DATA EXCERPTS

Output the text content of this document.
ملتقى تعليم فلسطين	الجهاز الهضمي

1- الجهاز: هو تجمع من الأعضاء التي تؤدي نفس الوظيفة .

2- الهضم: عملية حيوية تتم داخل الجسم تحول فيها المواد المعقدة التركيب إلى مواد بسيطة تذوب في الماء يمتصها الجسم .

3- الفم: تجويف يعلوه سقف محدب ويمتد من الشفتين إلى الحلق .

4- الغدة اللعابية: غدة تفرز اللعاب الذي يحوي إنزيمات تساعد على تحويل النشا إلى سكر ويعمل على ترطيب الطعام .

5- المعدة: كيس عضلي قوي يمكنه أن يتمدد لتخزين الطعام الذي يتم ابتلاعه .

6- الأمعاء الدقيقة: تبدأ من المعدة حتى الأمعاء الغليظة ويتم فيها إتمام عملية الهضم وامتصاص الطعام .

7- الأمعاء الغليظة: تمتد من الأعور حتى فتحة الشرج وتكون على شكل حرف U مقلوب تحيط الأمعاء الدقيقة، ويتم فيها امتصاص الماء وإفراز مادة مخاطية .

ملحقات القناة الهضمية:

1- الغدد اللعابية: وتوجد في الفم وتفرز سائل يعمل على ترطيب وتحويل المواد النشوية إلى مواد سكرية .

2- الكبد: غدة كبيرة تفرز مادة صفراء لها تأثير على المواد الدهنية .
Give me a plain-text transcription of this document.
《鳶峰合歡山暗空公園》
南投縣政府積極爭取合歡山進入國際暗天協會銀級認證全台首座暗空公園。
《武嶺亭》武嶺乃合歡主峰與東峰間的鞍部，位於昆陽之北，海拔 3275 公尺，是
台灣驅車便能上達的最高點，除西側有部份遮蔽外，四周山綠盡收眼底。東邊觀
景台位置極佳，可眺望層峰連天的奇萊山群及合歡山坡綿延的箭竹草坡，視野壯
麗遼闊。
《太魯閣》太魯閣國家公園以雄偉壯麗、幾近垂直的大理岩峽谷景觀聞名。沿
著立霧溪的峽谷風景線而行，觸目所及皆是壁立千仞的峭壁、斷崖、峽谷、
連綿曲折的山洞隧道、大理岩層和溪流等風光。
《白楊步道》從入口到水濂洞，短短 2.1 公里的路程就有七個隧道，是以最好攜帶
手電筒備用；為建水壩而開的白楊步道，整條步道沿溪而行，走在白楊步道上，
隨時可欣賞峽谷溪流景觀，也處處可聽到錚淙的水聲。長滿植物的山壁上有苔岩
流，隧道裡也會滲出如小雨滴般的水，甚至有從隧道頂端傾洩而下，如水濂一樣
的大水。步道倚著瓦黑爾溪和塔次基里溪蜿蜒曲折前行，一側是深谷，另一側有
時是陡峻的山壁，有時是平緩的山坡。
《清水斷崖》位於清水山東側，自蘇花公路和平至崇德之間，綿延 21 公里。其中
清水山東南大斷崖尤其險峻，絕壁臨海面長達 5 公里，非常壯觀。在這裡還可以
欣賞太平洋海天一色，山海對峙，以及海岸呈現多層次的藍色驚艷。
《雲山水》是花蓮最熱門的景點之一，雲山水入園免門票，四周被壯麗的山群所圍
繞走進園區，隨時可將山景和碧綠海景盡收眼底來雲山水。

SET PROBLEM
Which lines above contain "الجهاز"? Show each of them.

REPLY TO THE EXERCISE
ملتقى تعليم فلسطين	الجهاز الهضمي
1- الجهاز: هو تجمع من الأعضاء التي تؤدي نفس الوظيفة .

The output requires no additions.